▸ WHAT IS BEING ASKED
Output the material word for word. Leave each picture out.

▸ EXERCISE INPUTS
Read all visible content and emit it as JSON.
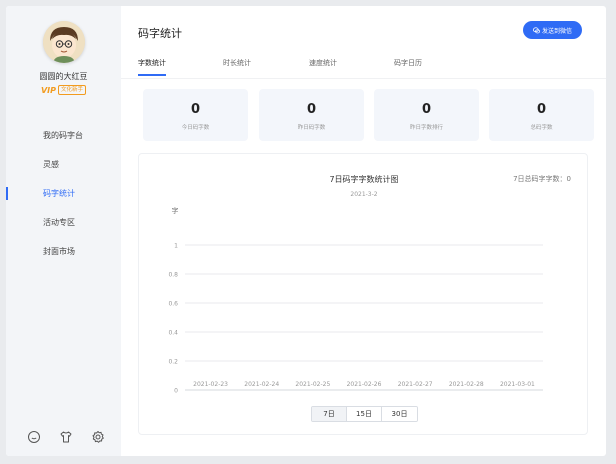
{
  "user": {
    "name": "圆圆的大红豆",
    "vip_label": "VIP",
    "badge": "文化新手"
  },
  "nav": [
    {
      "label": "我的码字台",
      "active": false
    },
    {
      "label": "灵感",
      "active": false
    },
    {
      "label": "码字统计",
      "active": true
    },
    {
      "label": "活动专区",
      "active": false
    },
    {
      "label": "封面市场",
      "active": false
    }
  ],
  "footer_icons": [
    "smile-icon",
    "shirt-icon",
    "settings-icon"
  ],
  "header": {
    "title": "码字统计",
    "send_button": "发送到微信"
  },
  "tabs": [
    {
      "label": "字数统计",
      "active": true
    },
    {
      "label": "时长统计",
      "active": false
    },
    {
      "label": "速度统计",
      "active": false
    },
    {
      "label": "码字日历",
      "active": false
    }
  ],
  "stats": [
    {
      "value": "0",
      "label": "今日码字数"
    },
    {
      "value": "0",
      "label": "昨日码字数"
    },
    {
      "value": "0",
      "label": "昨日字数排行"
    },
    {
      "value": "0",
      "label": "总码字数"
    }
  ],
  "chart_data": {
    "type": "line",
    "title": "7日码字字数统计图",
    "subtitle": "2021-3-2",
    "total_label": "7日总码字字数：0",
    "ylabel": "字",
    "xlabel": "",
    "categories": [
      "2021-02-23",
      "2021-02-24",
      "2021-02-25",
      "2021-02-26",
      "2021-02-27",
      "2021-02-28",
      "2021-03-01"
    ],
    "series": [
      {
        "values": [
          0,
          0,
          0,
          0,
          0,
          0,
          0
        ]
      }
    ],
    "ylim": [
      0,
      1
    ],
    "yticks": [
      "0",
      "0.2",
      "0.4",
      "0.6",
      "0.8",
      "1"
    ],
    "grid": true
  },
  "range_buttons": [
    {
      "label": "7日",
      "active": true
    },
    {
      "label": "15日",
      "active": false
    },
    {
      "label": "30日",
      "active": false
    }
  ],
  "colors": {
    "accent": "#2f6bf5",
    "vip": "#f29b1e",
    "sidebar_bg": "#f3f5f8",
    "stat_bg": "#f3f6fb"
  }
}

▸ FINISHED TASK
Read all visible content and emit it as JSON.
{
  "user": {
    "name": "圆圆的大红豆",
    "vip_label": "VIP",
    "badge": "文化新手"
  },
  "nav": [
    {
      "label": "我的码字台",
      "active": false
    },
    {
      "label": "灵感",
      "active": false
    },
    {
      "label": "码字统计",
      "active": true
    },
    {
      "label": "活动专区",
      "active": false
    },
    {
      "label": "封面市场",
      "active": false
    }
  ],
  "footer_icons": [
    "smile-icon",
    "shirt-icon",
    "settings-icon"
  ],
  "header": {
    "title": "码字统计",
    "send_button": "发送到微信"
  },
  "tabs": [
    {
      "label": "字数统计",
      "active": true
    },
    {
      "label": "时长统计",
      "active": false
    },
    {
      "label": "速度统计",
      "active": false
    },
    {
      "label": "码字日历",
      "active": false
    }
  ],
  "stats": [
    {
      "value": "0",
      "label": "今日码字数"
    },
    {
      "value": "0",
      "label": "昨日码字数"
    },
    {
      "value": "0",
      "label": "昨日字数排行"
    },
    {
      "value": "0",
      "label": "总码字数"
    }
  ],
  "chart_data": {
    "type": "line",
    "title": "7日码字字数统计图",
    "subtitle": "2021-3-2",
    "total_label": "7日总码字字数：0",
    "ylabel": "字",
    "xlabel": "",
    "categories": [
      "2021-02-23",
      "2021-02-24",
      "2021-02-25",
      "2021-02-26",
      "2021-02-27",
      "2021-02-28",
      "2021-03-01"
    ],
    "series": [
      {
        "values": [
          0,
          0,
          0,
          0,
          0,
          0,
          0
        ]
      }
    ],
    "ylim": [
      0,
      1
    ],
    "yticks": [
      "0",
      "0.2",
      "0.4",
      "0.6",
      "0.8",
      "1"
    ],
    "grid": true
  },
  "range_buttons": [
    {
      "label": "7日",
      "active": true
    },
    {
      "label": "15日",
      "active": false
    },
    {
      "label": "30日",
      "active": false
    }
  ],
  "colors": {
    "accent": "#2f6bf5",
    "vip": "#f29b1e",
    "sidebar_bg": "#f3f5f8",
    "stat_bg": "#f3f6fb"
  }
}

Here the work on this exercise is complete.